Dataset records:
========================================================================

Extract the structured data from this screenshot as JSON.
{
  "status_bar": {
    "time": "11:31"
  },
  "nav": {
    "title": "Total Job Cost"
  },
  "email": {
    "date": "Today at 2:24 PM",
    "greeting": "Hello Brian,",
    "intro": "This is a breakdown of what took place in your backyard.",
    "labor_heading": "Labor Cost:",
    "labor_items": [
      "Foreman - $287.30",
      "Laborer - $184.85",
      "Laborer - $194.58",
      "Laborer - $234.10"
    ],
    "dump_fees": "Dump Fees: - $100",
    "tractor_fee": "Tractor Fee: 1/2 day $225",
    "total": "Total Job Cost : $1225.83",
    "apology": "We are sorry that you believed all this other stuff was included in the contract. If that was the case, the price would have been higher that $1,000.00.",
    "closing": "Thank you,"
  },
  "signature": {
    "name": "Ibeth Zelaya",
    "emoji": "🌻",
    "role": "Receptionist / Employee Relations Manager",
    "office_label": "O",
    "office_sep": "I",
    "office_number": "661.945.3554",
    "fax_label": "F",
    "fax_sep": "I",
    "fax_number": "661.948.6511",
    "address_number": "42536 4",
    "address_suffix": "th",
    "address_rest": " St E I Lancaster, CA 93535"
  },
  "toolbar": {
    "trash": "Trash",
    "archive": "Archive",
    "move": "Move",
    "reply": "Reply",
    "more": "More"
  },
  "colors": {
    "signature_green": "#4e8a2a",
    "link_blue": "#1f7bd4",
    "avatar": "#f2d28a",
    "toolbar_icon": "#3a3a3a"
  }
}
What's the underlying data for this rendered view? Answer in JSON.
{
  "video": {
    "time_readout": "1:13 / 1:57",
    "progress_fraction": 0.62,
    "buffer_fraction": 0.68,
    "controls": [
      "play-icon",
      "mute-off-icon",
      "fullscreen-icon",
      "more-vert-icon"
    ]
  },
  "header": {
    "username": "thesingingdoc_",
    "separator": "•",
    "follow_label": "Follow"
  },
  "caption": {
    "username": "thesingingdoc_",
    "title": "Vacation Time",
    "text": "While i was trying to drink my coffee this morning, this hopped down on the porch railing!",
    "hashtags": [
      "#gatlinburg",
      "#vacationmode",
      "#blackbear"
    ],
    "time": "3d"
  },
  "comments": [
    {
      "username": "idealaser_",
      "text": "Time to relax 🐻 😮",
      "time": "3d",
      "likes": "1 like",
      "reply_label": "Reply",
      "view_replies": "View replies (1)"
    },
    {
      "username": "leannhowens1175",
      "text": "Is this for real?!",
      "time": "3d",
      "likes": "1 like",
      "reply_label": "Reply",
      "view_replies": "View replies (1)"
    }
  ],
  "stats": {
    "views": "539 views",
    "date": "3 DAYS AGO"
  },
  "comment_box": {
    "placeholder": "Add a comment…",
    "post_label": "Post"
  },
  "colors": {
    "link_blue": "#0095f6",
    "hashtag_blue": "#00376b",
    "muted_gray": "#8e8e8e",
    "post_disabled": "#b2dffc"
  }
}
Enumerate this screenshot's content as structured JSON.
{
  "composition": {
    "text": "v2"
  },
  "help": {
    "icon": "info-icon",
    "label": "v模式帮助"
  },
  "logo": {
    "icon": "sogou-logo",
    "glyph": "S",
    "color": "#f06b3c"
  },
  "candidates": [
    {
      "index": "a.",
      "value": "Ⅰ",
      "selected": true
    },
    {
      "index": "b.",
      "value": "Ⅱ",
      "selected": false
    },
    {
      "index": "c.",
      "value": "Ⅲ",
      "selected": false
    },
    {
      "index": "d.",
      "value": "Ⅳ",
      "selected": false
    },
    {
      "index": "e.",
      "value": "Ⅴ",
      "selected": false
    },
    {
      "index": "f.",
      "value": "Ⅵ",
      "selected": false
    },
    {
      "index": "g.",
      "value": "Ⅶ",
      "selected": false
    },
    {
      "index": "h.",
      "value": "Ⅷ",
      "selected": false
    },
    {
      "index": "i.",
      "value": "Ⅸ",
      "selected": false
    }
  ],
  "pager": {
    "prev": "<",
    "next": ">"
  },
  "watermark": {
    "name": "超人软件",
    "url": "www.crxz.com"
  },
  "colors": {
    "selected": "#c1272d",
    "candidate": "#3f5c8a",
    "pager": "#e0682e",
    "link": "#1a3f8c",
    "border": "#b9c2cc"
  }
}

========================================================================

▶ [Given problem]
Repeat exactly, and only, the lines from the line with "Enumerate this screenshot's" through the end of the listing above, both ends included.

▶ [Worked answer]
Enumerate this screenshot's content as structured JSON.
{
  "composition": {
    "text": "v2"
  },
  "help": {
    "icon": "info-icon",
    "label": "v模式帮助"
  },
  "logo": {
    "icon": "sogou-logo",
    "glyph": "S",
    "color": "#f06b3c"
  },
  "candidates": [
    {
      "index": "a.",
      "value": "Ⅰ",
      "selected": true
    },
    {
      "index": "b.",
      "value": "Ⅱ",
      "selected": false
    },
    {
      "index": "c.",
      "value": "Ⅲ",
      "selected": false
    },
    {
      "index": "d.",
      "value": "Ⅳ",
      "selected": false
    },
    {
      "index": "e.",
      "value": "Ⅴ",
      "selected": false
    },
    {
      "index": "f.",
      "value": "Ⅵ",
      "selected": false
    },
    {
      "index": "g.",
      "value": "Ⅶ",
      "selected": false
    },
    {
      "index": "h.",
      "value": "Ⅷ",
      "selected": false
    },
    {
      "index": "i.",
      "value": "Ⅸ",
      "selected": false
    }
  ],
  "pager": {
    "prev": "<",
    "next": ">"
  },
  "watermark": {
    "name": "超人软件",
    "url": "www.crxz.com"
  },
  "colors": {
    "selected": "#c1272d",
    "candidate": "#3f5c8a",
    "pager": "#e0682e",
    "link": "#1a3f8c",
    "border": "#b9c2cc"
  }
}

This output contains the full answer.